GOAL: Transcribe the lines of the records starting with the one that has "What does this" in it and ending with the last, and transcribe nothing else.

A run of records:

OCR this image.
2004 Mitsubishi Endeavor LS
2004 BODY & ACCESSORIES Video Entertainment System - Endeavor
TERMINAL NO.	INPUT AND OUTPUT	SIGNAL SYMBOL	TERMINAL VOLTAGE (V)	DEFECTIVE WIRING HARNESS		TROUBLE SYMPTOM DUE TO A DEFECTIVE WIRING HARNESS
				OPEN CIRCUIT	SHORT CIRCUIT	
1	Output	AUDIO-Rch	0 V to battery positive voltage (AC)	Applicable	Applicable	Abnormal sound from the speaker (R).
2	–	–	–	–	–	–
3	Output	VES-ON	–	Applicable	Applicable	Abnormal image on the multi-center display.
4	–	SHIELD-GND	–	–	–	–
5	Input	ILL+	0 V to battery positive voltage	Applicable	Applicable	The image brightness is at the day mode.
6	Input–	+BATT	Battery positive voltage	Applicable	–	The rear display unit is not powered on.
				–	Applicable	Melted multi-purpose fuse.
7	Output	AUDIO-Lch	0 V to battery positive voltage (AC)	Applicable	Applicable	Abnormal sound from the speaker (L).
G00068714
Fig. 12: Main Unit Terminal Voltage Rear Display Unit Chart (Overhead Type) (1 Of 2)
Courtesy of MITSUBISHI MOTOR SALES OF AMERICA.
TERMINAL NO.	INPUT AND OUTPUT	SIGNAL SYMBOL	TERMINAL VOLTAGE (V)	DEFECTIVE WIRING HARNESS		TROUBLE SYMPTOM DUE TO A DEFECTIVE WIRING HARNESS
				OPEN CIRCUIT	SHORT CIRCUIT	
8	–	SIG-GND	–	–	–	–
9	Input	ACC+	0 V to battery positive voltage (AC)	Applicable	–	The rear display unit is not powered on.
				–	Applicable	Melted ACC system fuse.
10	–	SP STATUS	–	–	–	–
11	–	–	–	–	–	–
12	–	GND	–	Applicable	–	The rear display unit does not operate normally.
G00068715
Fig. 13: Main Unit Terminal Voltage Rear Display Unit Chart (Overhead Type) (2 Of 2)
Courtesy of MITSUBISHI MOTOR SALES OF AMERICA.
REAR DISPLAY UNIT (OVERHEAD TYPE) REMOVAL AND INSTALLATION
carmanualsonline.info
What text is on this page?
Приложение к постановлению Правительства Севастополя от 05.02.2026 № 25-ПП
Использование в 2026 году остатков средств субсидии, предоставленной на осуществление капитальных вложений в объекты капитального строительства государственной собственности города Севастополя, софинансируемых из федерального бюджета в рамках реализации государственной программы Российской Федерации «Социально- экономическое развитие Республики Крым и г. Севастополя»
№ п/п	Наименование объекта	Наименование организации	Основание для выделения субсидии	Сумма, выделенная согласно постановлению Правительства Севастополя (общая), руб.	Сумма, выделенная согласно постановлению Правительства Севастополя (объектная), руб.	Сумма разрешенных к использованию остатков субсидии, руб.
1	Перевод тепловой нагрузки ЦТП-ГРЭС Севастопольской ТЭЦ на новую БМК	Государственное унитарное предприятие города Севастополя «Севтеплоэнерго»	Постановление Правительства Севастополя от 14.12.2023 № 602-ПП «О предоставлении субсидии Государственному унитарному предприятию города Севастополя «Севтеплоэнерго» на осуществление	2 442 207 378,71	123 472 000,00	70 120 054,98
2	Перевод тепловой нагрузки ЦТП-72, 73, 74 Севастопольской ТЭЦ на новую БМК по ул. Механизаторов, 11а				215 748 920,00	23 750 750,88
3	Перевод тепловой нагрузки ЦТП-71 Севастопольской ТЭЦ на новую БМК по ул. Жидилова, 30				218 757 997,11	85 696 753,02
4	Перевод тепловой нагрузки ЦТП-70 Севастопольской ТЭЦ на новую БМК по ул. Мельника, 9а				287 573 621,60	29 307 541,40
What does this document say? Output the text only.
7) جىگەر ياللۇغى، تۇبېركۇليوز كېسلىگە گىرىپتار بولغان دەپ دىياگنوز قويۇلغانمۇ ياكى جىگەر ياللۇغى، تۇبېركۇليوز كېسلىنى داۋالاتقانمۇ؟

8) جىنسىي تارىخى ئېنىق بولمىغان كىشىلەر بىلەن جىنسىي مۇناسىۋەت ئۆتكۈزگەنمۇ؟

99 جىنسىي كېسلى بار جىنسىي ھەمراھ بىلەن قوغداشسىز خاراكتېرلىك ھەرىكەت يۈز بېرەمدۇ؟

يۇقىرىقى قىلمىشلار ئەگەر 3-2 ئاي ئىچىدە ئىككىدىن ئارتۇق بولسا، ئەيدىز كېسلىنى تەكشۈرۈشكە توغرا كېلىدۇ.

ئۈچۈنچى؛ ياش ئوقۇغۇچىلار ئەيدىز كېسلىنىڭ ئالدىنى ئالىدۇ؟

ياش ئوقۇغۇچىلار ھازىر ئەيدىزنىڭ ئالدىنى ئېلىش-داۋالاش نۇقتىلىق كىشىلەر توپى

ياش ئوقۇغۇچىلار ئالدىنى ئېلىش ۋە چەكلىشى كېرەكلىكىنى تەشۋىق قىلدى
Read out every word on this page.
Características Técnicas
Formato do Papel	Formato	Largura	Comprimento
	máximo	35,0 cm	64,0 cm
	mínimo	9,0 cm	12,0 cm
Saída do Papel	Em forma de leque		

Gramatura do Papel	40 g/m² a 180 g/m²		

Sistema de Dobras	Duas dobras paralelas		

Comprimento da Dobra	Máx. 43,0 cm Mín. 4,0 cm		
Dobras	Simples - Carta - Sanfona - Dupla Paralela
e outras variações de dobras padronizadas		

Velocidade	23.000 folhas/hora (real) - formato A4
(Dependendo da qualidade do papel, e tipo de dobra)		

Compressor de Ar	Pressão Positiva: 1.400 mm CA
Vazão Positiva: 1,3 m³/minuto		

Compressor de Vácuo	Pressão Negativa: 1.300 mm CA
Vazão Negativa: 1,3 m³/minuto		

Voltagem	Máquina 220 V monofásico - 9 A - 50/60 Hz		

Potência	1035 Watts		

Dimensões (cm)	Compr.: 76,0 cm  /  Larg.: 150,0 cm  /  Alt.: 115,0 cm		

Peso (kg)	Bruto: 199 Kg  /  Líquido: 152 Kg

EXERCISE ANSWER:
What does this document say? Output the text only.
7) جىگەر ياللۇغى، تۇبېركۇليوز كېسلىگە گىرىپتار بولغان دەپ دىياگنوز قويۇلغانمۇ ياكى جىگەر ياللۇغى، تۇبېركۇليوز كېسلىنى داۋالاتقانمۇ؟

8) جىنسىي تارىخى ئېنىق بولمىغان كىشىلەر بىلەن جىنسىي مۇناسىۋەت ئۆتكۈزگەنمۇ؟

99 جىنسىي كېسلى بار جىنسىي ھەمراھ بىلەن قوغداشسىز خاراكتېرلىك ھەرىكەت يۈز بېرەمدۇ؟

يۇقىرىقى قىلمىشلار ئەگەر 3-2 ئاي ئىچىدە ئىككىدىن ئارتۇق بولسا، ئەيدىز كېسلىنى تەكشۈرۈشكە توغرا كېلىدۇ.

ئۈچۈنچى؛ ياش ئوقۇغۇچىلار ئەيدىز كېسلىنىڭ ئالدىنى ئالىدۇ؟

ياش ئوقۇغۇچىلار ھازىر ئەيدىزنىڭ ئالدىنى ئېلىش-داۋالاش نۇقتىلىق كىشىلەر توپى

ياش ئوقۇغۇچىلار ئالدىنى ئېلىش ۋە چەكلىشى كېرەكلىكىنى تەشۋىق قىلدى
Read out every word on this page.
Características Técnicas
Formato do Papel	Formato	Largura	Comprimento
	máximo	35,0 cm	64,0 cm
	mínimo	9,0 cm	12,0 cm
Saída do Papel	Em forma de leque		

Gramatura do Papel	40 g/m² a 180 g/m²		

Sistema de Dobras	Duas dobras paralelas		

Comprimento da Dobra	Máx. 43,0 cm Mín. 4,0 cm		
Dobras	Simples - Carta - Sanfona - Dupla Paralela
e outras variações de dobras padronizadas		

Velocidade	23.000 folhas/hora (real) - formato A4
(Dependendo da qualidade do papel, e tipo de dobra)		

Compressor de Ar	Pressão Positiva: 1.400 mm CA
Vazão Positiva: 1,3 m³/minuto		

Compressor de Vácuo	Pressão Negativa: 1.300 mm CA
Vazão Negativa: 1,3 m³/minuto		

Voltagem	Máquina 220 V monofásico - 9 A - 50/60 Hz		

Potência	1035 Watts		

Dimensões (cm)	Compr.: 76,0 cm  /  Larg.: 150,0 cm  /  Alt.: 115,0 cm		

Peso (kg)	Bruto: 199 Kg  /  Líquido: 152 Kg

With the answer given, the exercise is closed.